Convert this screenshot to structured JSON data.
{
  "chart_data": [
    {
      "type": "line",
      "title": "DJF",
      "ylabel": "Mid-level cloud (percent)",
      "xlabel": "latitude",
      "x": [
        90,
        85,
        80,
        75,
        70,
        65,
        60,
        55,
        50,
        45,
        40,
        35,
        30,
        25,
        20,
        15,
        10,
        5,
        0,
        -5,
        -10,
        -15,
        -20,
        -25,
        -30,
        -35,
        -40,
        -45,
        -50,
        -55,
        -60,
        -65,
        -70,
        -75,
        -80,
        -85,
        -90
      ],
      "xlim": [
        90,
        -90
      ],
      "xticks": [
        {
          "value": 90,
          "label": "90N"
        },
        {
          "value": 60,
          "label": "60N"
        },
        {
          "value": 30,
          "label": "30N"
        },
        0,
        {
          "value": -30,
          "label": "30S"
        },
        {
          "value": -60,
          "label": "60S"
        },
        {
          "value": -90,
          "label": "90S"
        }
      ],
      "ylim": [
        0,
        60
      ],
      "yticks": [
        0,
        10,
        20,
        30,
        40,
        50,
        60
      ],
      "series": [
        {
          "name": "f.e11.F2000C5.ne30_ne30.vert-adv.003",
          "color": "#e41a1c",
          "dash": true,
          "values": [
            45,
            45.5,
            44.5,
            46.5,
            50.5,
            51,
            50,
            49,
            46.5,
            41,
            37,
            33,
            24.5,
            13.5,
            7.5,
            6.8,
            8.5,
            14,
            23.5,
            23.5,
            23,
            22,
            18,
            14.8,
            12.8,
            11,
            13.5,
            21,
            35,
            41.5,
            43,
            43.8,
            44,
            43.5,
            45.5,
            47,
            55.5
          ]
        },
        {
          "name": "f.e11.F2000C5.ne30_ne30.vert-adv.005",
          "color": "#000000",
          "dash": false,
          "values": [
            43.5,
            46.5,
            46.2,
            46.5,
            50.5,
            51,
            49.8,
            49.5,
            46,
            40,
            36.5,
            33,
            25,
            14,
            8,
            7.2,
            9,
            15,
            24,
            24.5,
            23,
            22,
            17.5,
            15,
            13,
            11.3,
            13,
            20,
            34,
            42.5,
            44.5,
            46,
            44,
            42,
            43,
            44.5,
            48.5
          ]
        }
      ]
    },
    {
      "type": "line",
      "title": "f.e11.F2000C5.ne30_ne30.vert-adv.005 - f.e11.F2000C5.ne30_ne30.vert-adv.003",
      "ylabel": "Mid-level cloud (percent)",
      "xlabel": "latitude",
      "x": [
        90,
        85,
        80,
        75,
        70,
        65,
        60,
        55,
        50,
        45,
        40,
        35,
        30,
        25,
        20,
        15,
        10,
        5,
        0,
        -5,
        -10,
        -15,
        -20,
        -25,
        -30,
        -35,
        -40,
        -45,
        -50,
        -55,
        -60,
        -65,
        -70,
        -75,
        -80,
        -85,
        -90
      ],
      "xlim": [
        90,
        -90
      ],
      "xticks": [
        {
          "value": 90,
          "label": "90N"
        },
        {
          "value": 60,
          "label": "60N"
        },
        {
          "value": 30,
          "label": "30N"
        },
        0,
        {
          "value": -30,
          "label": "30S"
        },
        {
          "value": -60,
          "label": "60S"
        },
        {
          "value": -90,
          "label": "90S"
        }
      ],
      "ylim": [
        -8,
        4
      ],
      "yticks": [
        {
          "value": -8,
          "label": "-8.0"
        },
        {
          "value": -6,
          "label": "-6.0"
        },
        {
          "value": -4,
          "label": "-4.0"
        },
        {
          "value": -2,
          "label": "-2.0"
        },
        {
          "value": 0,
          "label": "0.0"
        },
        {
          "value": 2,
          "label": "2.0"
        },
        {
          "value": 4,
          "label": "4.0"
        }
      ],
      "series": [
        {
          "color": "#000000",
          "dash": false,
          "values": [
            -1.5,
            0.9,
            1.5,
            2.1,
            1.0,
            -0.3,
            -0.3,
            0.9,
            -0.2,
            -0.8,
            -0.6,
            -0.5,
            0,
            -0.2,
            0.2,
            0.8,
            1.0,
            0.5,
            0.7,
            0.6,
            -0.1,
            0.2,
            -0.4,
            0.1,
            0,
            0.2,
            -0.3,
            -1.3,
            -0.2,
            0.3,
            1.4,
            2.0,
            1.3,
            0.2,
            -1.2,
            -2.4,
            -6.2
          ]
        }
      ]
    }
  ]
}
------------
• _GIVEN EXERCISE_: Each line of the material should be duplicated exactly, please.

• _COMPLETED EXERCISE_:
Convert this screenshot to structured JSON data.
{
  "chart_data": [
    {
      "type": "line",
      "title": "DJF",
      "ylabel": "Mid-level cloud (percent)",
      "xlabel": "latitude",
      "x": [
        90,
        85,
        80,
        75,
        70,
        65,
        60,
        55,
        50,
        45,
        40,
        35,
        30,
        25,
        20,
        15,
        10,
        5,
        0,
        -5,
        -10,
        -15,
        -20,
        -25,
        -30,
        -35,
        -40,
        -45,
        -50,
        -55,
        -60,
        -65,
        -70,
        -75,
        -80,
        -85,
        -90
      ],
      "xlim": [
        90,
        -90
      ],
      "xticks": [
        {
          "value": 90,
          "label": "90N"
        },
        {
          "value": 60,
          "label": "60N"
        },
        {
          "value": 30,
          "label": "30N"
        },
        0,
        {
          "value": -30,
          "label": "30S"
        },
        {
          "value": -60,
          "label": "60S"
        },
        {
          "value": -90,
          "label": "90S"
        }
      ],
      "ylim": [
        0,
        60
      ],
      "yticks": [
        0,
        10,
        20,
        30,
        40,
        50,
        60
      ],
      "series": [
        {
          "name": "f.e11.F2000C5.ne30_ne30.vert-adv.003",
          "color": "#e41a1c",
          "dash": true,
          "values": [
            45,
            45.5,
            44.5,
            46.5,
            50.5,
            51,
            50,
            49,
            46.5,
            41,
            37,
            33,
            24.5,
            13.5,
            7.5,
            6.8,
            8.5,
            14,
            23.5,
            23.5,
            23,
            22,
            18,
            14.8,
            12.8,
            11,
            13.5,
            21,
            35,
            41.5,
            43,
            43.8,
            44,
            43.5,
            45.5,
            47,
            55.5
          ]
        },
        {
          "name": "f.e11.F2000C5.ne30_ne30.vert-adv.005",
          "color": "#000000",
          "dash": false,
          "values": [
            43.5,
            46.5,
            46.2,
            46.5,
            50.5,
            51,
            49.8,
            49.5,
            46,
            40,
            36.5,
            33,
            25,
            14,
            8,
            7.2,
            9,
            15,
            24,
            24.5,
            23,
            22,
            17.5,
            15,
            13,
            11.3,
            13,
            20,
            34,
            42.5,
            44.5,
            46,
            44,
            42,
            43,
            44.5,
            48.5
          ]
        }
      ]
    },
    {
      "type": "line",
      "title": "f.e11.F2000C5.ne30_ne30.vert-adv.005 - f.e11.F2000C5.ne30_ne30.vert-adv.003",
      "ylabel": "Mid-level cloud (percent)",
      "xlabel": "latitude",
      "x": [
        90,
        85,
        80,
        75,
        70,
        65,
        60,
        55,
        50,
        45,
        40,
        35,
        30,
        25,
        20,
        15,
        10,
        5,
        0,
        -5,
        -10,
        -15,
        -20,
        -25,
        -30,
        -35,
        -40,
        -45,
        -50,
        -55,
        -60,
        -65,
        -70,
        -75,
        -80,
        -85,
        -90
      ],
      "xlim": [
        90,
        -90
      ],
      "xticks": [
        {
          "value": 90,
          "label": "90N"
        },
        {
          "value": 60,
          "label": "60N"
        },
        {
          "value": 30,
          "label": "30N"
        },
        0,
        {
          "value": -30,
          "label": "30S"
        },
        {
          "value": -60,
          "label": "60S"
        },
        {
          "value": -90,
          "label": "90S"
        }
      ],
      "ylim": [
        -8,
        4
      ],
      "yticks": [
        {
          "value": -8,
          "label": "-8.0"
        },
        {
          "value": -6,
          "label": "-6.0"
        },
        {
          "value": -4,
          "label": "-4.0"
        },
        {
          "value": -2,
          "label": "-2.0"
        },
        {
          "value": 0,
          "label": "0.0"
        },
        {
          "value": 2,
          "label": "2.0"
        },
        {
          "value": 4,
          "label": "4.0"
        }
      ],
      "series": [
        {
          "color": "#000000",
          "dash": false,
          "values": [
            -1.5,
            0.9,
            1.5,
            2.1,
            1.0,
            -0.3,
            -0.3,
            0.9,
            -0.2,
            -0.8,
            -0.6,
            -0.5,
            0,
            -0.2,
            0.2,
            0.8,
            1.0,
            0.5,
            0.7,
            0.6,
            -0.1,
            0.2,
            -0.4,
            0.1,
            0,
            0.2,
            -0.3,
            -1.3,
            -0.2,
            0.3,
            1.4,
            2.0,
            1.3,
            0.2,
            -1.2,
            -2.4,
            -6.2
          ]
        }
      ]
    }
  ]
}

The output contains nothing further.